━━━ Data provided ━━━

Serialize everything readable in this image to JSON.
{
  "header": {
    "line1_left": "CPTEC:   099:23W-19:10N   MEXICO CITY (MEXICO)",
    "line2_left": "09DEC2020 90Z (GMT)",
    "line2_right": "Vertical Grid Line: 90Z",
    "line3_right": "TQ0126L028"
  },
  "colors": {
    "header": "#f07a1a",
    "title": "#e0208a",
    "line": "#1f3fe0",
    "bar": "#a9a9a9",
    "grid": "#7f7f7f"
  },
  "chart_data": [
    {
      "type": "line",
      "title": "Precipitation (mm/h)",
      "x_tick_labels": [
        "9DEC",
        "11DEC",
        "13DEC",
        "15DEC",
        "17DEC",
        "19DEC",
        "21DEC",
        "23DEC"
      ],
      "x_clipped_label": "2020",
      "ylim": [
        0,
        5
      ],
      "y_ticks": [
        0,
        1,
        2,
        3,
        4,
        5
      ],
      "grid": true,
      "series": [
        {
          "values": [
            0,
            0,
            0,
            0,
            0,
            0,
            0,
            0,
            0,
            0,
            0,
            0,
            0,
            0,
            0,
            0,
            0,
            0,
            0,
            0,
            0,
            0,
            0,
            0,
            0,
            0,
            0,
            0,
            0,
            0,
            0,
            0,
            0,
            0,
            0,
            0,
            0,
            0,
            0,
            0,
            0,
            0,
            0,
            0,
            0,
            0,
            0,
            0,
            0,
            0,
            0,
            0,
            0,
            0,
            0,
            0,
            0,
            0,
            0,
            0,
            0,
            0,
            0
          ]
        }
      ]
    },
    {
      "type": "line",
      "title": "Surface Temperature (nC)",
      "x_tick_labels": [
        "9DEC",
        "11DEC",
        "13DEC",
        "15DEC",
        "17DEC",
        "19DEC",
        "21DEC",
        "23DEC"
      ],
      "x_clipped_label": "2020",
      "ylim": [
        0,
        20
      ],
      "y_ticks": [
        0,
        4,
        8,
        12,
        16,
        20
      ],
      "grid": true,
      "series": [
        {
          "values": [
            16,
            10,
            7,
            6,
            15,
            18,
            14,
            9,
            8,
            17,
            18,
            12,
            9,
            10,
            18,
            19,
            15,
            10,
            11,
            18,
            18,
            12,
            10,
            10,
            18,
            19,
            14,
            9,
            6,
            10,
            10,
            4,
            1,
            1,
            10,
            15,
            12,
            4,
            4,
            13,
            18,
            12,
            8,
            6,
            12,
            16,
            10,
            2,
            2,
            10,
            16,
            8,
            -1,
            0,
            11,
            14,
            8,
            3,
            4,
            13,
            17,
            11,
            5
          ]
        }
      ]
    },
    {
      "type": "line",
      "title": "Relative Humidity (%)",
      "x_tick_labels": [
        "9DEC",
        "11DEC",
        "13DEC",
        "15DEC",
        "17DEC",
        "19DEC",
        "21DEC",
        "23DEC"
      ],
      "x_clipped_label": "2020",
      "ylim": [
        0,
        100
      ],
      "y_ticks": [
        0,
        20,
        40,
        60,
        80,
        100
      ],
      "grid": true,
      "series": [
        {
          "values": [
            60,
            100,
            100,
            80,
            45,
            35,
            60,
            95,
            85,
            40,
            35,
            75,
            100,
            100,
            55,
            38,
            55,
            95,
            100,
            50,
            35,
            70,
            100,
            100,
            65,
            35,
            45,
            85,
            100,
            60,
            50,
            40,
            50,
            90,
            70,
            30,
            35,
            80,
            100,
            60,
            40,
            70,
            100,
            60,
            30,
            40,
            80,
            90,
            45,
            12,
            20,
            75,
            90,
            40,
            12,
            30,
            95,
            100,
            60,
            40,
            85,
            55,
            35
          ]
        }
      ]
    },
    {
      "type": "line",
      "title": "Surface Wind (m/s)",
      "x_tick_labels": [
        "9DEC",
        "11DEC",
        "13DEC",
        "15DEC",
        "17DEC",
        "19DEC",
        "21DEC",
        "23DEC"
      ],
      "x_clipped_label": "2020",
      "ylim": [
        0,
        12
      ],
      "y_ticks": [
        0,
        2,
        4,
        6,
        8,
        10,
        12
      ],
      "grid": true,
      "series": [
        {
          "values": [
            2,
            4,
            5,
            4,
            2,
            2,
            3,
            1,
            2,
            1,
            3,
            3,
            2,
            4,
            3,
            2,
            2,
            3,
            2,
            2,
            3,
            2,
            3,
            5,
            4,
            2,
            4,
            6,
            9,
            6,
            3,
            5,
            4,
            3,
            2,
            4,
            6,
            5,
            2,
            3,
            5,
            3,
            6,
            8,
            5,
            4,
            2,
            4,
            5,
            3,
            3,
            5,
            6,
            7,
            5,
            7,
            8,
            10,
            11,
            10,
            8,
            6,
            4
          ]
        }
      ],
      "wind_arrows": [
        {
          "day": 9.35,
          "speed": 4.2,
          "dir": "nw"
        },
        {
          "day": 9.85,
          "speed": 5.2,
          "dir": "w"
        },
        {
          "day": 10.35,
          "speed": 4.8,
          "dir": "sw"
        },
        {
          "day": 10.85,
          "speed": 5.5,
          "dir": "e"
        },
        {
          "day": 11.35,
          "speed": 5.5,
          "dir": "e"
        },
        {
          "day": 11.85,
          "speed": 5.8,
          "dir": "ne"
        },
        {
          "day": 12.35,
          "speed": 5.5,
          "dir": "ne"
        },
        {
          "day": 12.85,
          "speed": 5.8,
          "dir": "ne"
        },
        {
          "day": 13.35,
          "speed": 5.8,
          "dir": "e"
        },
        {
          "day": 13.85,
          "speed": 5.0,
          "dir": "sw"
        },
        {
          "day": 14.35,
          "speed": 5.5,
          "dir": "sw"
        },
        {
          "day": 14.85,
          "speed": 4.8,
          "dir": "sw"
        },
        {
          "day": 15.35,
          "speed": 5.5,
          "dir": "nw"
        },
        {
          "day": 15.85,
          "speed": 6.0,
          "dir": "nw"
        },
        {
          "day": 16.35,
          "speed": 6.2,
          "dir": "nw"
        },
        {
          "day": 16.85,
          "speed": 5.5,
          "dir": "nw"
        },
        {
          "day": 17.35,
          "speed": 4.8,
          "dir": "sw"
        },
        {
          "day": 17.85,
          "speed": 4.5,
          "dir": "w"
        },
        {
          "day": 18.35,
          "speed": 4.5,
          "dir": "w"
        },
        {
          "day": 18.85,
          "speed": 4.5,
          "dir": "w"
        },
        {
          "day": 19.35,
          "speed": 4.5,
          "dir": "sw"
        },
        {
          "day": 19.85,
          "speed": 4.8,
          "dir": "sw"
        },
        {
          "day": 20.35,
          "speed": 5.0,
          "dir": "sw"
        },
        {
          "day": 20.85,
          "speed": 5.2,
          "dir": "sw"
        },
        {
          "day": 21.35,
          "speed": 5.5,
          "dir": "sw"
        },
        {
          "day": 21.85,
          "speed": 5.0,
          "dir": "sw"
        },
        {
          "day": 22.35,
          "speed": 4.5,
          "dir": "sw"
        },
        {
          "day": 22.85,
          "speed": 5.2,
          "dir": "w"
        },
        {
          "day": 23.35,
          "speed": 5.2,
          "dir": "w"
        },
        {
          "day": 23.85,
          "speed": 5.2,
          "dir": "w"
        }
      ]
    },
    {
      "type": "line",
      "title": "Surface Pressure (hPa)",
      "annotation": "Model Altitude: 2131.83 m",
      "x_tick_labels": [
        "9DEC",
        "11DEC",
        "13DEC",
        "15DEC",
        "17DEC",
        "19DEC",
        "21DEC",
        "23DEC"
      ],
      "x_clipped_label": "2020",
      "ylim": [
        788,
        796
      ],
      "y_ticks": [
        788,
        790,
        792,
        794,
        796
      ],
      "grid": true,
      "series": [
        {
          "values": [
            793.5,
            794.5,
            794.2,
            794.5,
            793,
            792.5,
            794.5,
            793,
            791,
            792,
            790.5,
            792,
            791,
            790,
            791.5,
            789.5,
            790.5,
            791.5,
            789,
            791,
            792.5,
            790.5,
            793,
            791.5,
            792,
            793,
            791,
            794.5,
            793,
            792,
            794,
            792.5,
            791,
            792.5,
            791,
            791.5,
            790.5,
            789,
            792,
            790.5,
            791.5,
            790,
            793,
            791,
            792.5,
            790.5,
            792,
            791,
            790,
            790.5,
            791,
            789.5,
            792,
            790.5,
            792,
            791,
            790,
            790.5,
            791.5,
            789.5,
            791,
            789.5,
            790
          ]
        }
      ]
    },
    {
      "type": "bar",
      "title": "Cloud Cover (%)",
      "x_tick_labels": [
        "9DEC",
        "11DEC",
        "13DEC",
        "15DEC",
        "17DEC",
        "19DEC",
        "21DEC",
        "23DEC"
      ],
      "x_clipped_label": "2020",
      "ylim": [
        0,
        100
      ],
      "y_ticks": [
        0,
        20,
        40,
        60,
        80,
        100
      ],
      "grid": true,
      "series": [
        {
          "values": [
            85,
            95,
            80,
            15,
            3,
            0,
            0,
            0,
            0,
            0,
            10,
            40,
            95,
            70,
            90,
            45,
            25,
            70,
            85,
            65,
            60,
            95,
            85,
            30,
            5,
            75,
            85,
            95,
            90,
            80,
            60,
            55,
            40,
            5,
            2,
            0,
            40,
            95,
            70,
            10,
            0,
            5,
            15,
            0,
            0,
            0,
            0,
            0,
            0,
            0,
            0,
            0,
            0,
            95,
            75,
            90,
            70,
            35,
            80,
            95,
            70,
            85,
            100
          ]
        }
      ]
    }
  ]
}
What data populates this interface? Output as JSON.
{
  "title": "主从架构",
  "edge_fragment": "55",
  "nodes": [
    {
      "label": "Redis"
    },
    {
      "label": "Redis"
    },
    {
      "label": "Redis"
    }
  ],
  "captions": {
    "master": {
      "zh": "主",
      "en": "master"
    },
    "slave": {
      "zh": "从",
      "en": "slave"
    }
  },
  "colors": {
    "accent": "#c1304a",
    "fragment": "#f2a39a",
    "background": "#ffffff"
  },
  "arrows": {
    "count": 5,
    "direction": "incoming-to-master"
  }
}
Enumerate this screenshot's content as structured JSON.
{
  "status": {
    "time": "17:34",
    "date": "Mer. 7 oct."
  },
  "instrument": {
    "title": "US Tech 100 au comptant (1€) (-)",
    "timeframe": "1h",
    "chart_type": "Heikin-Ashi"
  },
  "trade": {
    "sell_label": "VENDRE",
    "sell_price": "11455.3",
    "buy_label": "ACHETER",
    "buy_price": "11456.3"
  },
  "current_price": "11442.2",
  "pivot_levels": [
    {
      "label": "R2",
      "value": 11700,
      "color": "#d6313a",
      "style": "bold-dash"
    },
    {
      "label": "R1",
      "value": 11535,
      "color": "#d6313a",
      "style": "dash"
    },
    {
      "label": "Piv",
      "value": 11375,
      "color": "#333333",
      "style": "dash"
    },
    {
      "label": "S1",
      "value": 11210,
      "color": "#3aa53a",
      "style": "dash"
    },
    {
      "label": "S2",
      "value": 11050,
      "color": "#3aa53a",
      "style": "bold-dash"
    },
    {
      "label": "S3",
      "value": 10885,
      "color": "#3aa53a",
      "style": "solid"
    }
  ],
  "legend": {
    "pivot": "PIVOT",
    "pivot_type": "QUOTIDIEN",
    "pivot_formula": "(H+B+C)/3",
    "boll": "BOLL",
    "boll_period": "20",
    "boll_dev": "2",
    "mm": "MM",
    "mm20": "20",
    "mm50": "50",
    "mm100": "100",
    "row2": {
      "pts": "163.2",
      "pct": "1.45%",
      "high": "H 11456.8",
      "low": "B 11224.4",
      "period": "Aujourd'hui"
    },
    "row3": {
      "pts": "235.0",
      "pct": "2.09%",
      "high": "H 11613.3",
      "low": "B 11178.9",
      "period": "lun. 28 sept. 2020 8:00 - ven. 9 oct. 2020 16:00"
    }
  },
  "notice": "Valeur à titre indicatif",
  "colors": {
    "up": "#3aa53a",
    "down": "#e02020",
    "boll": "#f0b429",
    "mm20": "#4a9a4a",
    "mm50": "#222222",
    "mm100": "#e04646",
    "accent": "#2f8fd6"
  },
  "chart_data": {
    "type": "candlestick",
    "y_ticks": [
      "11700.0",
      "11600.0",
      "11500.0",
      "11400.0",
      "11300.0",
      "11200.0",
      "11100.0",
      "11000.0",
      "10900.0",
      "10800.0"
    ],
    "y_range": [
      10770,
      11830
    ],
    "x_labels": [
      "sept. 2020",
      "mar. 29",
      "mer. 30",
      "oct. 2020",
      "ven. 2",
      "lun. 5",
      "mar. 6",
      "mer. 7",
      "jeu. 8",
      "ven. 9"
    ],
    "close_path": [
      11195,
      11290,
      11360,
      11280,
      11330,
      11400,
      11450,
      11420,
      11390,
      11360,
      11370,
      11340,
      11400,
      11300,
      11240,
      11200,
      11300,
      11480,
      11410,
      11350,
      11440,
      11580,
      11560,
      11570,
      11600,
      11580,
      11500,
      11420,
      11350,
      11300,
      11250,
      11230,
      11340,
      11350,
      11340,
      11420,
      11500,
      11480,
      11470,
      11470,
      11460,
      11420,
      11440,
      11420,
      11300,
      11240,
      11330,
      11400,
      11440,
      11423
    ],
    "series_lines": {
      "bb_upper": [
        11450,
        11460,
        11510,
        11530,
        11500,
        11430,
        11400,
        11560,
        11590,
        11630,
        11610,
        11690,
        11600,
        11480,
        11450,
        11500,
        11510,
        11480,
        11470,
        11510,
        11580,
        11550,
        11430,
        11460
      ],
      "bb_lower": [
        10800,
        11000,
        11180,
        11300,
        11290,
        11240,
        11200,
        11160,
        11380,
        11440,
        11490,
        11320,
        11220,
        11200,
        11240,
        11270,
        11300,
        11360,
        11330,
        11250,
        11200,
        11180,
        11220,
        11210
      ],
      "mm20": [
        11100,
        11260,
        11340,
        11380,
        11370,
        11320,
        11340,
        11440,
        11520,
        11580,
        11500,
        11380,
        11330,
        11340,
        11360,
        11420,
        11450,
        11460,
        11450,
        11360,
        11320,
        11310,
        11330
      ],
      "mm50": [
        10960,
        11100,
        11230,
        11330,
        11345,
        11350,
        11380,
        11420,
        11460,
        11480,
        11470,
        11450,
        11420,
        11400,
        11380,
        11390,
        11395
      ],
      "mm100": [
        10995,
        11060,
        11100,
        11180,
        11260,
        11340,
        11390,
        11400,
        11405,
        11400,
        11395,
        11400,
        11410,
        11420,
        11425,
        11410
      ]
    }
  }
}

━━━

▶ **Required task**: Which lines include the word "sept"? List them all.

▶ **The answer**:
      "period": "lun. 28 sept. 2020 8:00 - ven. 9 oct. 2020 16:00"
      "sept. 2020",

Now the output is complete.